• [Records for the exercise]:

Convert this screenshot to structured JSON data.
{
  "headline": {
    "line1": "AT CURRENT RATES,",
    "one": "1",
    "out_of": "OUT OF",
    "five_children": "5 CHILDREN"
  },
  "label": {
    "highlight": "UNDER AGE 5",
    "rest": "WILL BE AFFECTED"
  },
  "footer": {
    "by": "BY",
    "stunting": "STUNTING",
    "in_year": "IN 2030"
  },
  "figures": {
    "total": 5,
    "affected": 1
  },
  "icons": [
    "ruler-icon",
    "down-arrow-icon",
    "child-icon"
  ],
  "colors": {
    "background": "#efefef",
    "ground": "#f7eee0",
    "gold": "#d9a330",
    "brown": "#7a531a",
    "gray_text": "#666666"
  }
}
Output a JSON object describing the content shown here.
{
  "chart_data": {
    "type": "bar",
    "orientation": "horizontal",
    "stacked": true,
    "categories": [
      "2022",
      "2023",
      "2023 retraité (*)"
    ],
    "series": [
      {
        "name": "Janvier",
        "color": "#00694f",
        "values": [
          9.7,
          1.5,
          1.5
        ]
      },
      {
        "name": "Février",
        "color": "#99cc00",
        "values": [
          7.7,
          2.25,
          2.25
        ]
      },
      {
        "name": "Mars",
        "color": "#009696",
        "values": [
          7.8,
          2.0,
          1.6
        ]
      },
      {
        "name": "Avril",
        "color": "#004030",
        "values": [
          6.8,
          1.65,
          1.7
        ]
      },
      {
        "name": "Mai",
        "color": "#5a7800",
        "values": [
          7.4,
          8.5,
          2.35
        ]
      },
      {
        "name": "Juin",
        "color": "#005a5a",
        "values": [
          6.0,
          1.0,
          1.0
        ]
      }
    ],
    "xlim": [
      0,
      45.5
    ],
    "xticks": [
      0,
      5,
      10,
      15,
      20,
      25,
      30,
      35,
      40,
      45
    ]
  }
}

• [Exercise goal]: Retype all of the material, keeping each line exact.

• [Task result]:
Convert this screenshot to structured JSON data.
{
  "headline": {
    "line1": "AT CURRENT RATES,",
    "one": "1",
    "out_of": "OUT OF",
    "five_children": "5 CHILDREN"
  },
  "label": {
    "highlight": "UNDER AGE 5",
    "rest": "WILL BE AFFECTED"
  },
  "footer": {
    "by": "BY",
    "stunting": "STUNTING",
    "in_year": "IN 2030"
  },
  "figures": {
    "total": 5,
    "affected": 1
  },
  "icons": [
    "ruler-icon",
    "down-arrow-icon",
    "child-icon"
  ],
  "colors": {
    "background": "#efefef",
    "ground": "#f7eee0",
    "gold": "#d9a330",
    "brown": "#7a531a",
    "gray_text": "#666666"
  }
}
Output a JSON object describing the content shown here.
{
  "chart_data": {
    "type": "bar",
    "orientation": "horizontal",
    "stacked": true,
    "categories": [
      "2022",
      "2023",
      "2023 retraité (*)"
    ],
    "series": [
      {
        "name": "Janvier",
        "color": "#00694f",
        "values": [
          9.7,
          1.5,
          1.5
        ]
      },
      {
        "name": "Février",
        "color": "#99cc00",
        "values": [
          7.7,
          2.25,
          2.25
        ]
      },
      {
        "name": "Mars",
        "color": "#009696",
        "values": [
          7.8,
          2.0,
          1.6
        ]
      },
      {
        "name": "Avril",
        "color": "#004030",
        "values": [
          6.8,
          1.65,
          1.7
        ]
      },
      {
        "name": "Mai",
        "color": "#5a7800",
        "values": [
          7.4,
          8.5,
          2.35
        ]
      },
      {
        "name": "Juin",
        "color": "#005a5a",
        "values": [
          6.0,
          1.0,
          1.0
        ]
      }
    ],
    "xlim": [
      0,
      45.5
    ],
    "xticks": [
      0,
      5,
      10,
      15,
      20,
      25,
      30,
      35,
      40,
      45
    ]
  }
}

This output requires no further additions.